>> begin
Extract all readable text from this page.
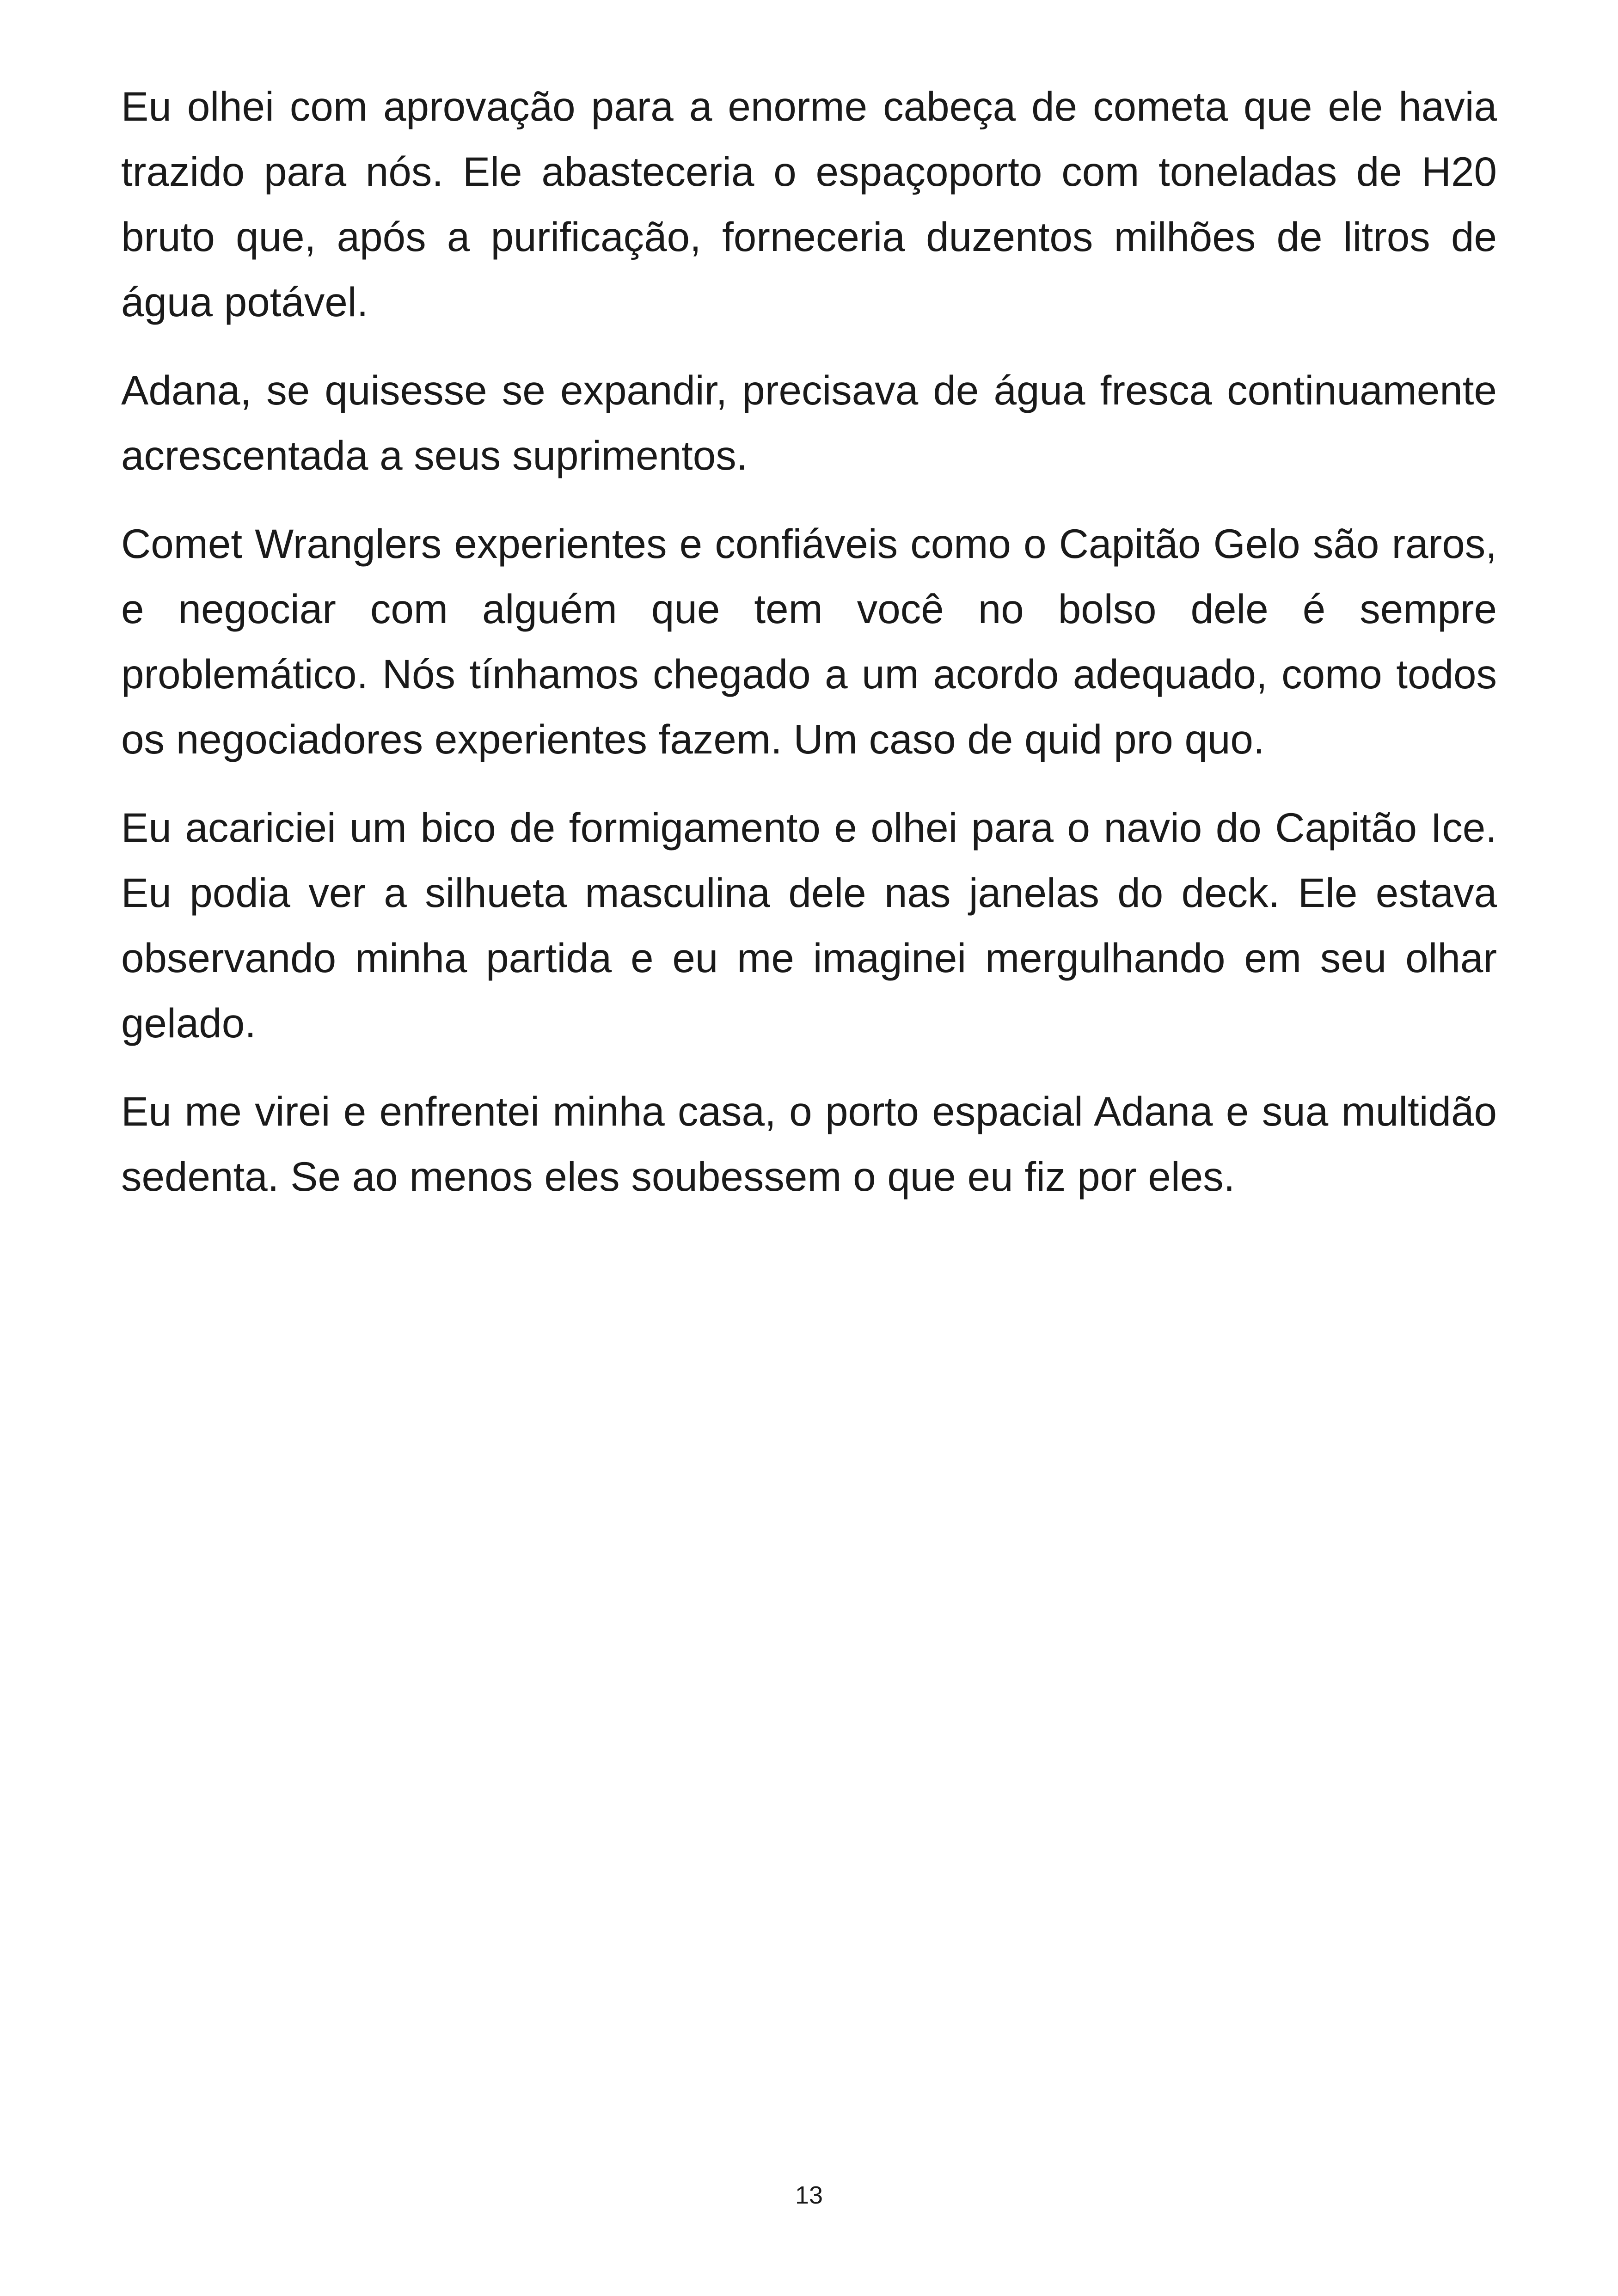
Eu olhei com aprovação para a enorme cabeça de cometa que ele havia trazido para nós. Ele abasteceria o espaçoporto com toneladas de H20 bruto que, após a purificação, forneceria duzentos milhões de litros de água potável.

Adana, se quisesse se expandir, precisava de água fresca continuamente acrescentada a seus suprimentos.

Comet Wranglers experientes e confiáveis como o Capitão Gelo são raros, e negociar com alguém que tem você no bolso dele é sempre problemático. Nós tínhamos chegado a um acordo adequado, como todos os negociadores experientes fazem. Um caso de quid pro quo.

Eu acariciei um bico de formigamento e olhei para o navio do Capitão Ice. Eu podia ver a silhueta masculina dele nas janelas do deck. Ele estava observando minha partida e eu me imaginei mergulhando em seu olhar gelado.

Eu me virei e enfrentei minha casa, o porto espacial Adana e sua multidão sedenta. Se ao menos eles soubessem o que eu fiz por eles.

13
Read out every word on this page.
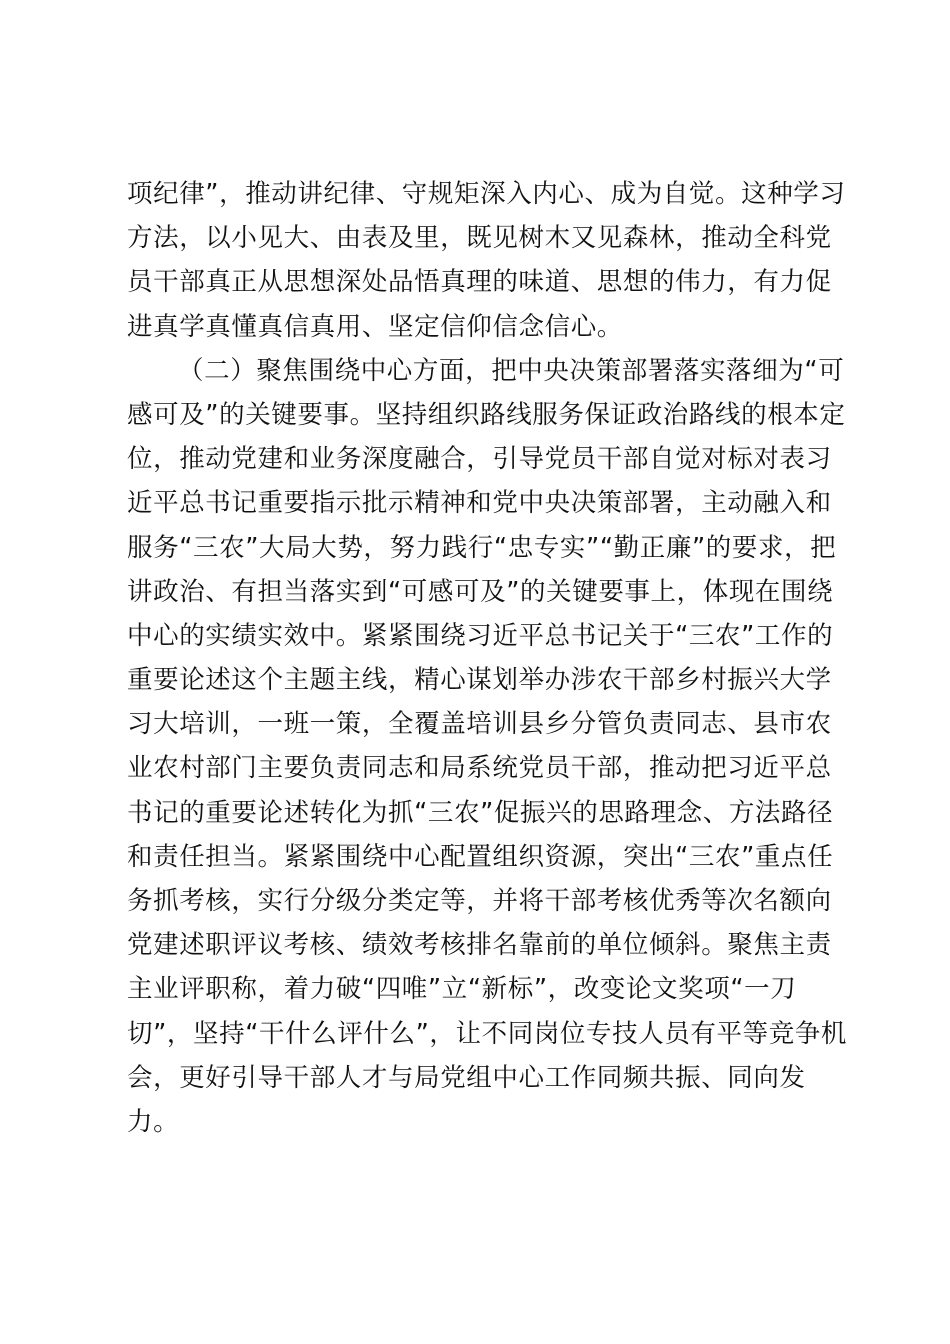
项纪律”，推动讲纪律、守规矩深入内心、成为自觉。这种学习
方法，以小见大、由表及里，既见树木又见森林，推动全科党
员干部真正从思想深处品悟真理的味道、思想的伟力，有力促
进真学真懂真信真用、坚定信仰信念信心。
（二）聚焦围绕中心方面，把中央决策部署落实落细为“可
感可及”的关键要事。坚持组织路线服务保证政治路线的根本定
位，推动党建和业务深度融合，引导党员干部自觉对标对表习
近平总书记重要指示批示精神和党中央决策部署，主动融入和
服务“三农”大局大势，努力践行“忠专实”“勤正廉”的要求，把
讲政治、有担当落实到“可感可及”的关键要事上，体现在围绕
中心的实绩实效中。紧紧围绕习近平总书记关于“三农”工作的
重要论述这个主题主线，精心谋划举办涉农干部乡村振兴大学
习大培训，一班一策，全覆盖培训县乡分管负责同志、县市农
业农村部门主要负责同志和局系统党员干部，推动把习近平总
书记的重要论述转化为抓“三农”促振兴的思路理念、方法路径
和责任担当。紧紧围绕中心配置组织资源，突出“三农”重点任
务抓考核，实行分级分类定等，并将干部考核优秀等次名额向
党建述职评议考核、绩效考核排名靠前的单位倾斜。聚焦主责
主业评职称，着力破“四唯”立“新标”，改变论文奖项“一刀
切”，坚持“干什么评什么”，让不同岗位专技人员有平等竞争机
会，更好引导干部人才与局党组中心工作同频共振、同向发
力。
>> end
• _Prompt_: Output, exactly, all the records above; include no pictures.

• _Written answer_:
Extract all readable text from this page.
Eu olhei com aprovação para a enorme cabeça de cometa que ele havia trazido para nós. Ele abasteceria o espaçoporto com toneladas de H20 bruto que, após a purificação, forneceria duzentos milhões de litros de água potável.

Adana, se quisesse se expandir, precisava de água fresca continuamente acrescentada a seus suprimentos.

Comet Wranglers experientes e confiáveis como o Capitão Gelo são raros, e negociar com alguém que tem você no bolso dele é sempre problemático. Nós tínhamos chegado a um acordo adequado, como todos os negociadores experientes fazem. Um caso de quid pro quo.

Eu acariciei um bico de formigamento e olhei para o navio do Capitão Ice. Eu podia ver a silhueta masculina dele nas janelas do deck. Ele estava observando minha partida e eu me imaginei mergulhando em seu olhar gelado.

Eu me virei e enfrentei minha casa, o porto espacial Adana e sua multidão sedenta. Se ao menos eles soubessem o que eu fiz por eles.

13
Read out every word on this page.
项纪律”，推动讲纪律、守规矩深入内心、成为自觉。这种学习
方法，以小见大、由表及里，既见树木又见森林，推动全科党
员干部真正从思想深处品悟真理的味道、思想的伟力，有力促
进真学真懂真信真用、坚定信仰信念信心。
（二）聚焦围绕中心方面，把中央决策部署落实落细为“可
感可及”的关键要事。坚持组织路线服务保证政治路线的根本定
位，推动党建和业务深度融合，引导党员干部自觉对标对表习
近平总书记重要指示批示精神和党中央决策部署，主动融入和
服务“三农”大局大势，努力践行“忠专实”“勤正廉”的要求，把
讲政治、有担当落实到“可感可及”的关键要事上，体现在围绕
中心的实绩实效中。紧紧围绕习近平总书记关于“三农”工作的
重要论述这个主题主线，精心谋划举办涉农干部乡村振兴大学
习大培训，一班一策，全覆盖培训县乡分管负责同志、县市农
业农村部门主要负责同志和局系统党员干部，推动把习近平总
书记的重要论述转化为抓“三农”促振兴的思路理念、方法路径
和责任担当。紧紧围绕中心配置组织资源，突出“三农”重点任
务抓考核，实行分级分类定等，并将干部考核优秀等次名额向
党建述职评议考核、绩效考核排名靠前的单位倾斜。聚焦主责
主业评职称，着力破“四唯”立“新标”，改变论文奖项“一刀
切”，坚持“干什么评什么”，让不同岗位专技人员有平等竞争机
会，更好引导干部人才与局党组中心工作同频共振、同向发
力。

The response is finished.